Your goal: Leave the pictures out and transcribe every record exactly.

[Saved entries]

((

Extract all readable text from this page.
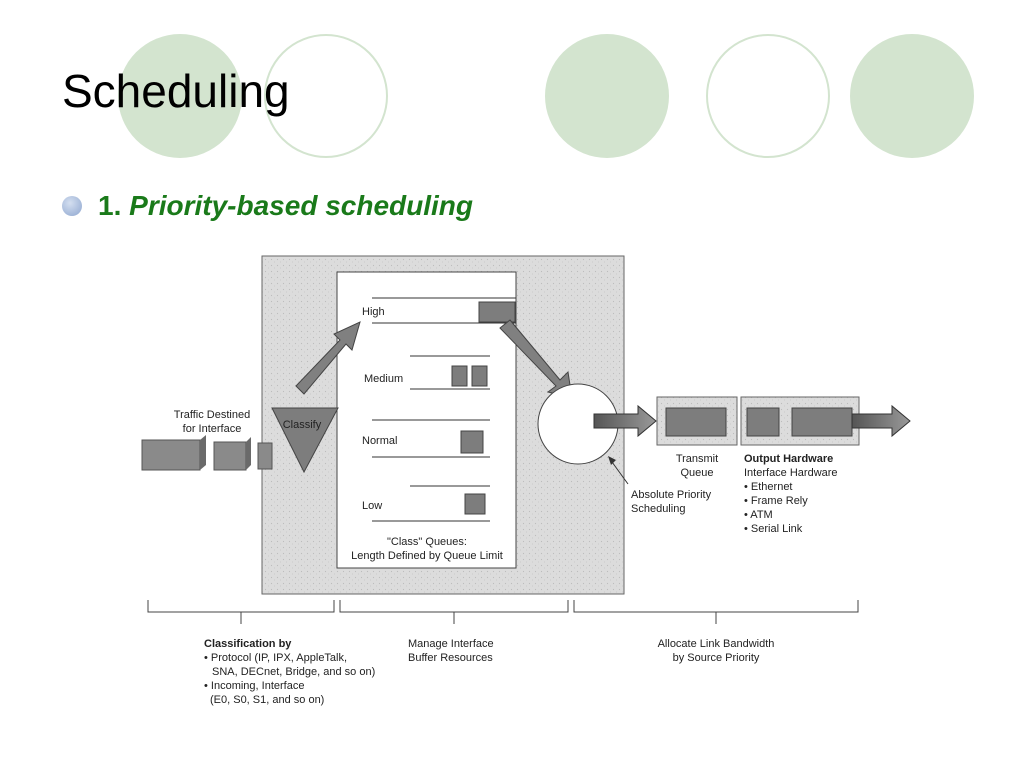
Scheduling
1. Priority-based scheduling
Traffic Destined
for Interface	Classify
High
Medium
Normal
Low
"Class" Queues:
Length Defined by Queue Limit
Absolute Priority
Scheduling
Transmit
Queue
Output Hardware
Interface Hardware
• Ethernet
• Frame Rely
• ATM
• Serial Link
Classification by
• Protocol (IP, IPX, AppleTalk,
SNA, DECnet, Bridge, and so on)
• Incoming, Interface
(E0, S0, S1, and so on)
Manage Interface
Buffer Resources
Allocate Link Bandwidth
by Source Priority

))

Full output:
Extract all readable text from this page.
Scheduling
1. Priority-based scheduling
Traffic Destined
for Interface	Classify
High
Medium
Normal
Low
"Class" Queues:
Length Defined by Queue Limit
Absolute Priority
Scheduling
Transmit
Queue
Output Hardware
Interface Hardware
• Ethernet
• Frame Rely
• ATM
• Serial Link
Classification by
• Protocol (IP, IPX, AppleTalk,
SNA, DECnet, Bridge, and so on)
• Incoming, Interface
(E0, S0, S1, and so on)
Manage Interface
Buffer Resources
Allocate Link Bandwidth
by Source Priority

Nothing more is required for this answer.